**EXERCISE MATERIAL**
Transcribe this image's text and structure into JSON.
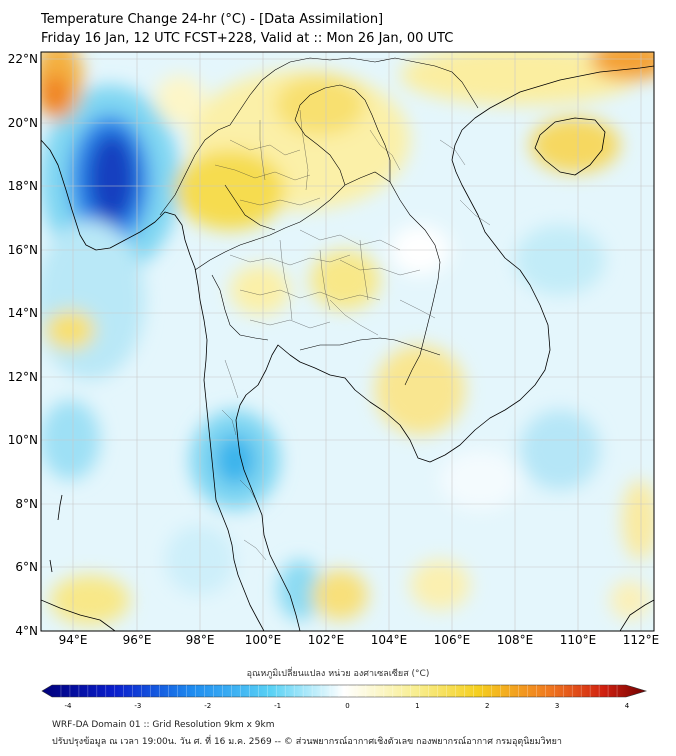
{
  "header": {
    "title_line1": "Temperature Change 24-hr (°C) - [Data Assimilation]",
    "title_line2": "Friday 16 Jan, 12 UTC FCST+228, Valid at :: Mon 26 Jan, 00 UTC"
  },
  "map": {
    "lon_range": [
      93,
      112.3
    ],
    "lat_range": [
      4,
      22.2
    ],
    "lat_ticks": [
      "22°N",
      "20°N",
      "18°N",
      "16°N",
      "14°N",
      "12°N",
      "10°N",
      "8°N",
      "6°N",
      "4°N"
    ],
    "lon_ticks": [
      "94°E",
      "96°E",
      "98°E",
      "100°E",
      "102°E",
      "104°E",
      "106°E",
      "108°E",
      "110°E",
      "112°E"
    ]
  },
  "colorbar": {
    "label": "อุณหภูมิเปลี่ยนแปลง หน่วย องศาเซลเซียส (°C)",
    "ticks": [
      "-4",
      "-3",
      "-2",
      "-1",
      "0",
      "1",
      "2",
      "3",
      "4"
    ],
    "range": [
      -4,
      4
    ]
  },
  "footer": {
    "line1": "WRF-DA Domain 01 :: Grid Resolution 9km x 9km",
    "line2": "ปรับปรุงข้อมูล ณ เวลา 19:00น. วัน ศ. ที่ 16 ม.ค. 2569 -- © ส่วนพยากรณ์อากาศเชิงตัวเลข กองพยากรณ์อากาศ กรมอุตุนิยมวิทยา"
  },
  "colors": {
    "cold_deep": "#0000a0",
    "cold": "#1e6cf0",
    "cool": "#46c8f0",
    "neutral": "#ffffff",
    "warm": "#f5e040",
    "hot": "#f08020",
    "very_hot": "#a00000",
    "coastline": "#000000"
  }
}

**WRITTEN TASK**
Every record above should be transcribed exactly; the pictures stay out of the copy.

**CORRECT OUTPUT**
Transcribe this image's text and structure into JSON.
{
  "header": {
    "title_line1": "Temperature Change 24-hr (°C) - [Data Assimilation]",
    "title_line2": "Friday 16 Jan, 12 UTC FCST+228, Valid at :: Mon 26 Jan, 00 UTC"
  },
  "map": {
    "lon_range": [
      93,
      112.3
    ],
    "lat_range": [
      4,
      22.2
    ],
    "lat_ticks": [
      "22°N",
      "20°N",
      "18°N",
      "16°N",
      "14°N",
      "12°N",
      "10°N",
      "8°N",
      "6°N",
      "4°N"
    ],
    "lon_ticks": [
      "94°E",
      "96°E",
      "98°E",
      "100°E",
      "102°E",
      "104°E",
      "106°E",
      "108°E",
      "110°E",
      "112°E"
    ]
  },
  "colorbar": {
    "label": "อุณหภูมิเปลี่ยนแปลง หน่วย องศาเซลเซียส (°C)",
    "ticks": [
      "-4",
      "-3",
      "-2",
      "-1",
      "0",
      "1",
      "2",
      "3",
      "4"
    ],
    "range": [
      -4,
      4
    ]
  },
  "footer": {
    "line1": "WRF-DA Domain 01 :: Grid Resolution 9km x 9km",
    "line2": "ปรับปรุงข้อมูล ณ เวลา 19:00น. วัน ศ. ที่ 16 ม.ค. 2569 -- © ส่วนพยากรณ์อากาศเชิงตัวเลข กองพยากรณ์อากาศ กรมอุตุนิยมวิทยา"
  },
  "colors": {
    "cold_deep": "#0000a0",
    "cold": "#1e6cf0",
    "cool": "#46c8f0",
    "neutral": "#ffffff",
    "warm": "#f5e040",
    "hot": "#f08020",
    "very_hot": "#a00000",
    "coastline": "#000000"
  }
}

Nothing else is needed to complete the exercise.